Hi friends! Here’s the first of hopefully many installments of my Monthly Lens series, where I provide a roundup of a few fun things I’ve been up to the past month.
In addition to the below, I was also in Seattle for a week, and I’ll write about that trip in a separate post!
Part of the New York City life for me is definitely eating out and trying new cuisines. For me, eating at a restaurant, 99% of the time, is a way for me to socialize with a friend or family member when it’s too complicated to get to each other’s apartment. I usually bring my own food to work so most meals I eat out are on weekends or after work for dinner. I love the experience and love to eat!
This month, I saw some family and some friends, including one who was visiting from out of town before going abroad so we did a lot of restaurant-ing while she was in town. Seems the theme this month was: Mexican, Asian and cafes.
Dig Inn (Upper East Side, and there are multiple locations in the city) I did another attempt at 30 Days of No Added Sugar which ended early May (I bailed out around day 25), and Dig Inn was a restaurant savior! The staff there are always so helpful and able to answer my questions about how things are prepared.
Beyoglu (Upper East Side) – This Mediterranean place on the Upper East Side is a real gem. With lovely decorated tables on the first floor and sidewalk seats outside, in addition to a lovely upper level, this restaurant offers delicious food, especially their bread which is AMAZING.
The Handpulled Noodle (West Harlem) – a cute joint with a few seats where you can choose some noodles. Not too many vegetarian friendly options, but I did gorge on some oily egg and chive dumplings.
The Chipped Cup (West Harlem) – one of my favorite local spots in Harlem. I used to live close by but rarely took advantage. They have an outdoor patio that is just adorable and they play fun music.
Taqueria San Pedro (West Harlem) – I totally was doing a West Harlem food crawl one weekend. This place was very good, I ordered what ended up being a MASSIVE burrito which I saved half for lunch the next day.
Spice (Upper West Side) – They claim to be the best Thai restaurant in NYC. I can’t say that definitively, but they are pretty good. I had a tasty happy hour cocktail and a huge plate of fried rice, which I did not save for the following day.

• **SUPPLIED MATERIAL**
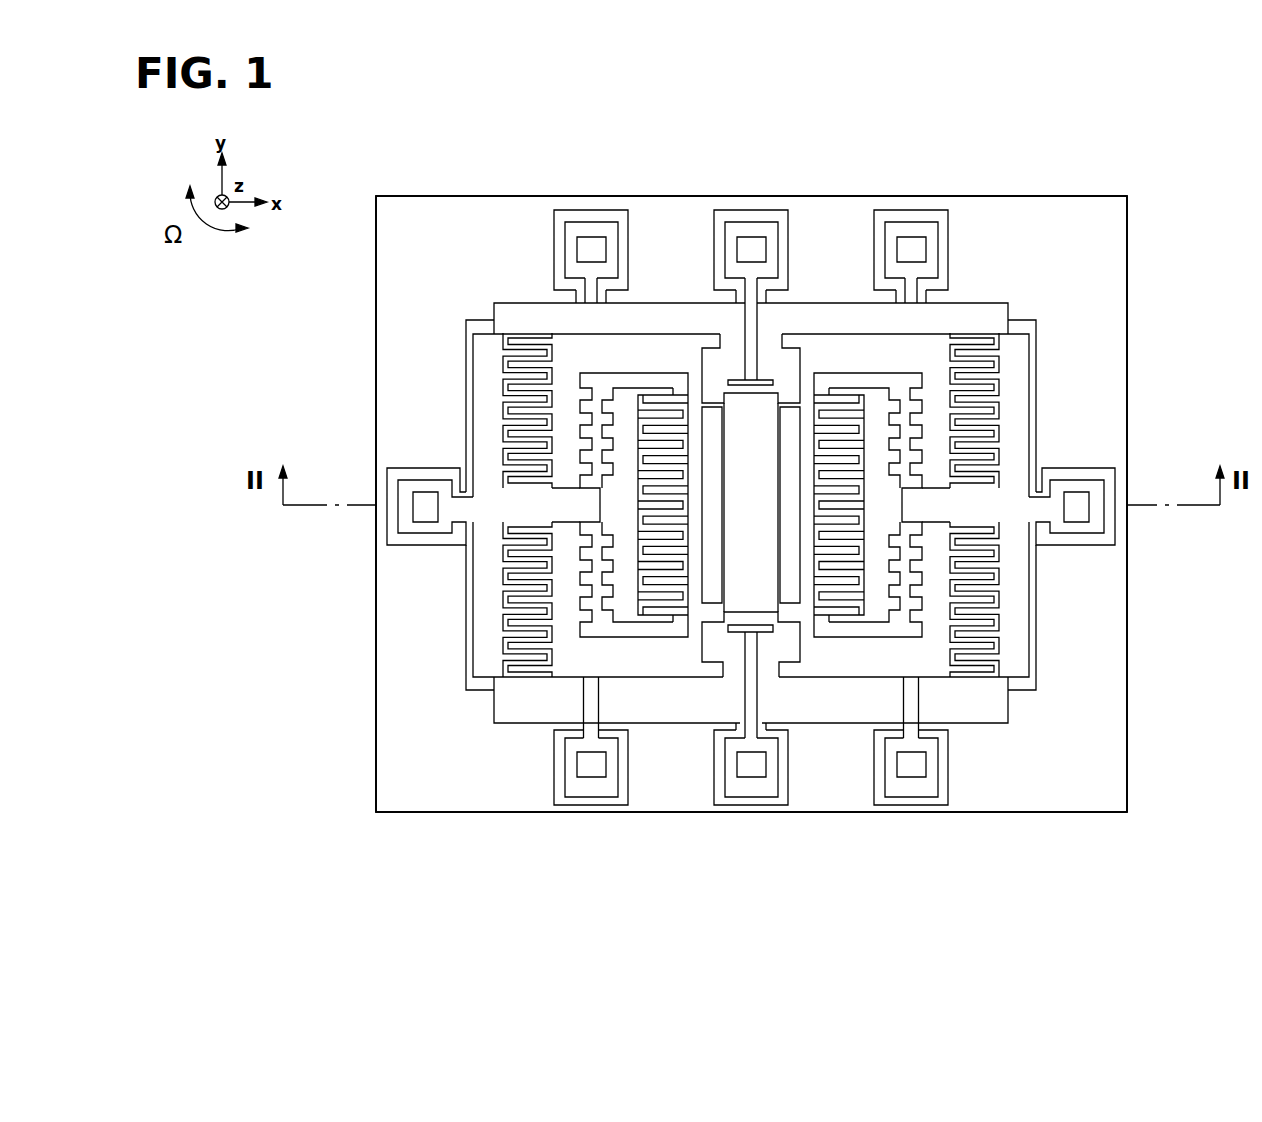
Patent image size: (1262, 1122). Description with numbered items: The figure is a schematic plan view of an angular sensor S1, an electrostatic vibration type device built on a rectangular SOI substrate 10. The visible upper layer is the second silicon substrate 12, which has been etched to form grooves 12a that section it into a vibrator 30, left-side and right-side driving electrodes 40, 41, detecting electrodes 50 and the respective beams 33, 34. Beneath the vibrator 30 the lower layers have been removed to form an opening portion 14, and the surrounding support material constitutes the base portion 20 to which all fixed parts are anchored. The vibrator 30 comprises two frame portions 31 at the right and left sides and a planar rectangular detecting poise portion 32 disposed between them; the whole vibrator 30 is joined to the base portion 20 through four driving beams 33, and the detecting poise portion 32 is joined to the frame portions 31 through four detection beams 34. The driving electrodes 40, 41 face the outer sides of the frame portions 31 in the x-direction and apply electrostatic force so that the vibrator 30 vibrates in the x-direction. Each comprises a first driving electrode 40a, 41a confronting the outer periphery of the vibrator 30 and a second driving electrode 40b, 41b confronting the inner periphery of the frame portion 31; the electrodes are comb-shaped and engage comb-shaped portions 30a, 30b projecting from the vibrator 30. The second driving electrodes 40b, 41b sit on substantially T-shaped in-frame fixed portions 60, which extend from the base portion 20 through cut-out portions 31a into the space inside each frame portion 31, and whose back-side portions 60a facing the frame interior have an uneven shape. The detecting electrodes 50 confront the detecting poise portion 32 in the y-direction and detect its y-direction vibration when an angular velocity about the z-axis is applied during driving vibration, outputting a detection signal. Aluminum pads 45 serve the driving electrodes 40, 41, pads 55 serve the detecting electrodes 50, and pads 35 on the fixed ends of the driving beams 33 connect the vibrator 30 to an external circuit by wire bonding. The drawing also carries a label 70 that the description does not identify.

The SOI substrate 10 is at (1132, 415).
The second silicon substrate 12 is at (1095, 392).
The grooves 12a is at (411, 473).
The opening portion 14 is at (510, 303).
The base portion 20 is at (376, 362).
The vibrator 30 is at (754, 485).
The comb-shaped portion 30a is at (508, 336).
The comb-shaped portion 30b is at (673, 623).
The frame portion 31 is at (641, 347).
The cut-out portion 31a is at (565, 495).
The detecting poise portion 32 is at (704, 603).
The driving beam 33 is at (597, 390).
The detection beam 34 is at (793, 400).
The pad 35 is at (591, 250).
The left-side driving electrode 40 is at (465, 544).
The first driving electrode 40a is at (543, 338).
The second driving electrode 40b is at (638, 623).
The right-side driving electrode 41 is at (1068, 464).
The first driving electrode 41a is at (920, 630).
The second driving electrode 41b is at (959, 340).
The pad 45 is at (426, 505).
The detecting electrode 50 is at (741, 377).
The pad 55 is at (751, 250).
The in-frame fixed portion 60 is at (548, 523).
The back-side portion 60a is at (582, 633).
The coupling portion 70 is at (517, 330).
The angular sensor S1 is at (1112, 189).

...

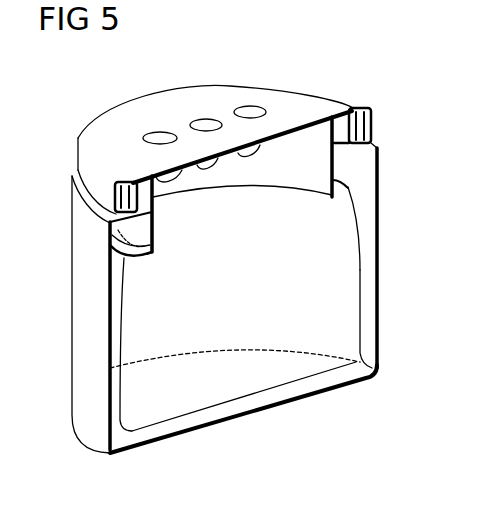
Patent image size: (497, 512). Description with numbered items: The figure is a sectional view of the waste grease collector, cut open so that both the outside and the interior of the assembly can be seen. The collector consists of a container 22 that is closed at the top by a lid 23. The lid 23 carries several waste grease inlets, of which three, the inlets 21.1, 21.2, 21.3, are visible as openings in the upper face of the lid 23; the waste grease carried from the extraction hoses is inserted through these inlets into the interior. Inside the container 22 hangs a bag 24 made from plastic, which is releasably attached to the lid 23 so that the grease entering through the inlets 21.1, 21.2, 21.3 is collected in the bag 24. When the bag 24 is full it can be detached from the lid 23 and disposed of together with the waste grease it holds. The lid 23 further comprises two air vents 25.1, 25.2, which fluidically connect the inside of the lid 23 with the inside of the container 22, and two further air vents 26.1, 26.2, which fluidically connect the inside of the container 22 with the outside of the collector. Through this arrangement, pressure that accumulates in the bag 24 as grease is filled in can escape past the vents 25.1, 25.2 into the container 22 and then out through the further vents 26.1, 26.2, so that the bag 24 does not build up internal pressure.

---

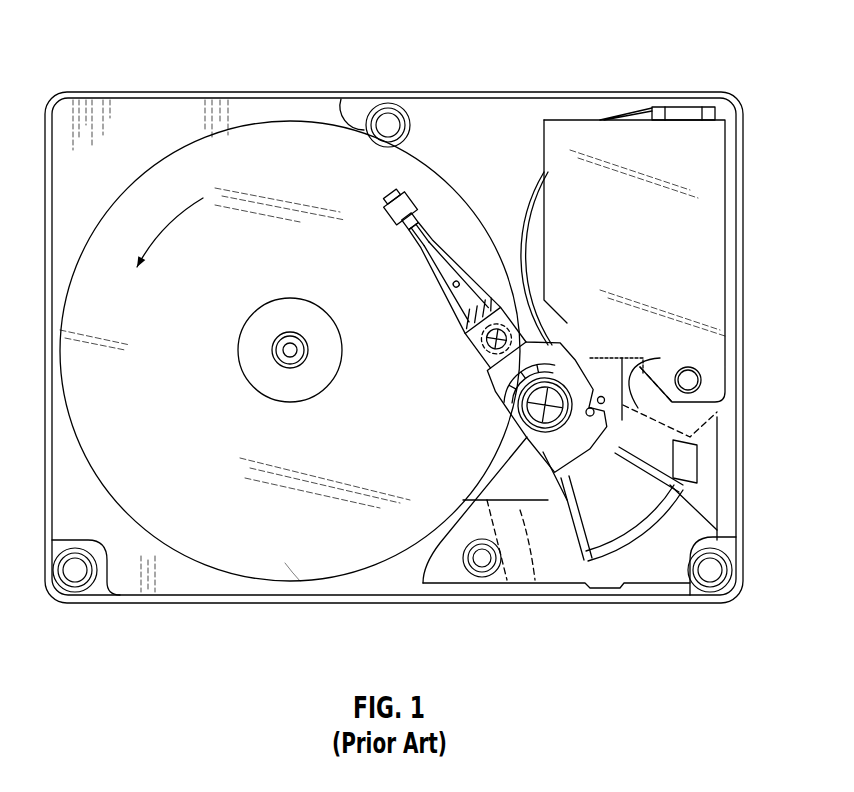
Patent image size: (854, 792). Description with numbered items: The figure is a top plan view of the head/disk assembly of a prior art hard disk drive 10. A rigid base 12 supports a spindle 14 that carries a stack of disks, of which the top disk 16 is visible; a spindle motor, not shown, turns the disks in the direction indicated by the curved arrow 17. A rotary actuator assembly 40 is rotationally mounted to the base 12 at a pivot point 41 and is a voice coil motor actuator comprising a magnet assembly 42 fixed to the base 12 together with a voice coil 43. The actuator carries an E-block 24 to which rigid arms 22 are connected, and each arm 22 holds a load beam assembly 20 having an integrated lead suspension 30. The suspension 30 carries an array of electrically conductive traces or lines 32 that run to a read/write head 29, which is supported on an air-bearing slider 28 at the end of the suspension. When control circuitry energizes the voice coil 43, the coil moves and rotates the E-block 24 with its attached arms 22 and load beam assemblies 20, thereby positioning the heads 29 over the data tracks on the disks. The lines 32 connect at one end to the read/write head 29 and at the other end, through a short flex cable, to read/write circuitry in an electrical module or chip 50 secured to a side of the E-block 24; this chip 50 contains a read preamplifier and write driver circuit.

• **EXERCISE REQUIREMENTS**
1. According to the New York restaurant roundup, which restaurant was the writer's savior during the 30 Days of No Added Sugar attempt?
2. Write what follows in the New York restaurant roundup, starting after the entry on Spice.

• **FINAL RESULTS**
1. Dig Inn

2.
Pho Vietnam (Lower East Side) – While conveniently located near the B and D trains, this place was a bit underwhelming. The service was great, but I didn’t like what I ordered (shrimp spring roll) and wouldn’t go back to try something else.
Towne Crier Cafe (Beacon) – what was a promising Mother’s Day Brunch ended up being an hours long waiting game for our food. While the musicians performing live during the brunch were quite talented, the sound level was a bit too loud to hear the people at my table. I ordered an underwhelming huevos rancheros, but was so hungry by the time it arrived that I ate everything. I had been there before during an evening concert and had a much better experience then. I think they were a bit understaffed on this particular holiday.
Ella’s Bellas (Beacon) – this gluten-free bakery also offers some vegan treats, an assortment of coffees and loose leaf teas. I was happily surprised how delicious their baked goods were, especially the muffins! Even after my meal at Towne Crier I could easily eat any treat from this bakery.
Cultural Sites and Parks
Besides eating, I love to check out free/cheap cultural places in New York City, including its many parks. There are so many parks besides Central Park (while I do spend plenty of time there) so I’ll be giving a quick run-down of some other fun places.
The Metropolitan Museum of Art – my lovely mother purchased a Met Membership for me after reading my Holiday Gift Guide (thanks mom!) so my husband and I often pop by there to check out one gallery or to go up to the rooftop where there’s some great people watching. This has been and most likely will always be my favorite museum. There’s always something new to see, and though I’ve been there many times I haven’t seen it all.
Central Park Zoo – I popped in here during a lunch break to get away from my desk and see some non-natives! This bear was taking a nap.
Central Park – this new natural area just north of the zoo made me feel for a minute that I was in some secluded field hours north of the city. I could hear the wind rustling through the tall grasses. The Central Park Conservancy also recently opened the Hallett Nature Sanctuary, which is on my to-do list.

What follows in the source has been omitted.